▸ What is required
Every entry that follows should be repeated exactly; drop the images.

·····

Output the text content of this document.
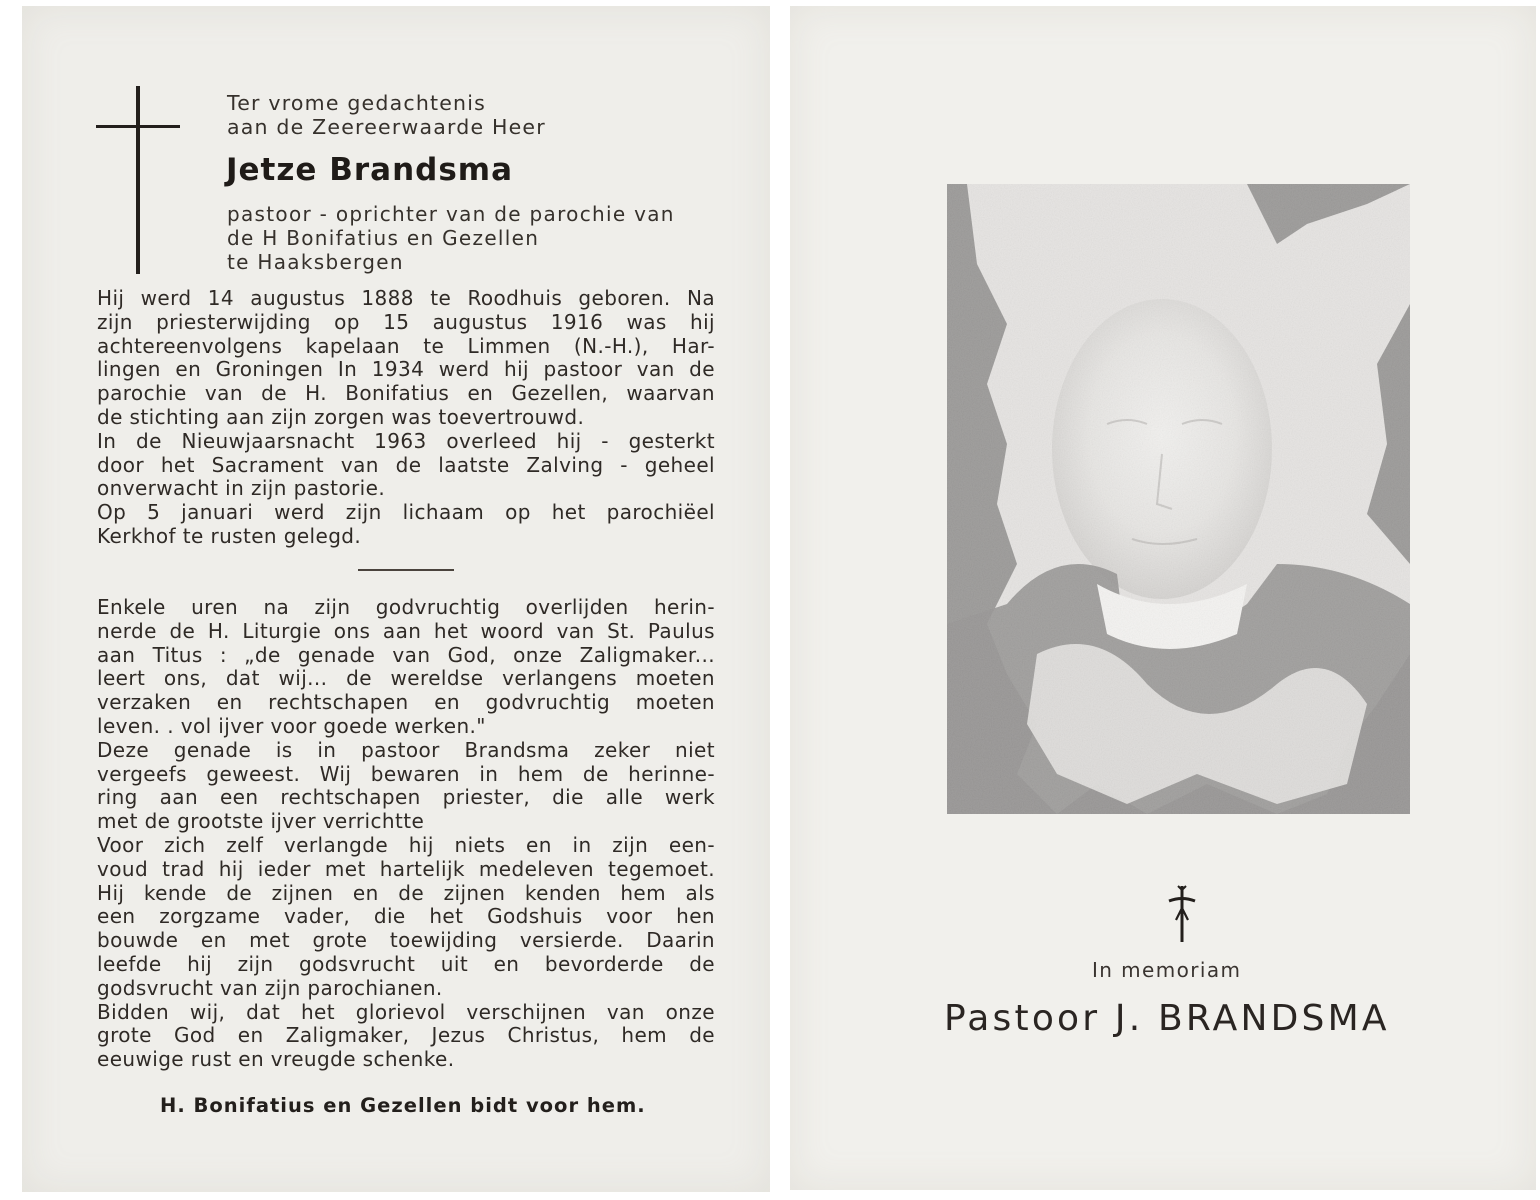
Ter vrome gedachtenis
aan de Zeereerwaarde Heer
Jetze Brandsma
pastoor - oprichter van de parochie van
de H Bonifatius en Gezellen
te Haaksbergen

Hij werd 14 augustus 1888 te Roodhuis geboren. Na

zijn priesterwijding op 15 augustus 1916 was hij

achtereenvolgens kapelaan te Limmen (N.-H.), Har-

lingen en Groningen In 1934 werd hij pastoor van de

parochie van de H. Bonifatius en Gezellen, waarvan

de stichting aan zijn zorgen was toevertrouwd.

In de Nieuwjaarsnacht 1963 overleed hij - gesterkt

door het Sacrament van de laatste Zalving - geheel

onverwacht in zijn pastorie.

Op 5 januari werd zijn lichaam op het parochiëel

Kerkhof te rusten gelegd.

Enkele uren na zijn godvruchtig overlijden herin-

nerde de H. Liturgie ons aan het woord van St. Paulus

aan Titus : „de genade van God, onze Zaligmaker...

leert ons, dat wij... de wereldse verlangens moeten

verzaken en rechtschapen en godvruchtig moeten

leven. . vol ijver voor goede werken."

Deze genade is in pastoor Brandsma zeker niet

vergeefs geweest. Wij bewaren in hem de herinne-

ring aan een rechtschapen priester, die alle werk

met de grootste ijver verrichtte

Voor zich zelf verlangde hij niets en in zijn een-

voud trad hij ieder met hartelijk medeleven tegemoet.

Hij kende de zijnen en de zijnen kenden hem als

een zorgzame vader, die het Godshuis voor hen

bouwde en met grote toewijding versierde. Daarin

leefde hij zijn godsvrucht uit en bevorderde de

godsvrucht van zijn parochianen.

Bidden wij, dat het glorievol verschijnen van onze

grote God en Zaligmaker, Jezus Christus, hem de

eeuwige rust en vreugde schenke.

H. Bonifatius en Gezellen bidt voor hem.
In memoriam
Pastoor J. BRANDSMA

·····

▸ Exercise solution
Output the text content of this document.
Ter vrome gedachtenis
aan de Zeereerwaarde Heer
Jetze Brandsma
pastoor - oprichter van de parochie van
de H Bonifatius en Gezellen
te Haaksbergen

Hij werd 14 augustus 1888 te Roodhuis geboren. Na

zijn priesterwijding op 15 augustus 1916 was hij

achtereenvolgens kapelaan te Limmen (N.-H.), Har-

lingen en Groningen In 1934 werd hij pastoor van de

parochie van de H. Bonifatius en Gezellen, waarvan

de stichting aan zijn zorgen was toevertrouwd.

In de Nieuwjaarsnacht 1963 overleed hij - gesterkt

door het Sacrament van de laatste Zalving - geheel

onverwacht in zijn pastorie.

Op 5 januari werd zijn lichaam op het parochiëel

Kerkhof te rusten gelegd.

Enkele uren na zijn godvruchtig overlijden herin-

nerde de H. Liturgie ons aan het woord van St. Paulus

aan Titus : „de genade van God, onze Zaligmaker...

leert ons, dat wij... de wereldse verlangens moeten

verzaken en rechtschapen en godvruchtig moeten

leven. . vol ijver voor goede werken."

Deze genade is in pastoor Brandsma zeker niet

vergeefs geweest. Wij bewaren in hem de herinne-

ring aan een rechtschapen priester, die alle werk

met de grootste ijver verrichtte

Voor zich zelf verlangde hij niets en in zijn een-

voud trad hij ieder met hartelijk medeleven tegemoet.

Hij kende de zijnen en de zijnen kenden hem als

een zorgzame vader, die het Godshuis voor hen

bouwde en met grote toewijding versierde. Daarin

leefde hij zijn godsvrucht uit en bevorderde de

godsvrucht van zijn parochianen.

Bidden wij, dat het glorievol verschijnen van onze

grote God en Zaligmaker, Jezus Christus, hem de

eeuwige rust en vreugde schenke.

H. Bonifatius en Gezellen bidt voor hem.
In memoriam
Pastoor J. BRANDSMA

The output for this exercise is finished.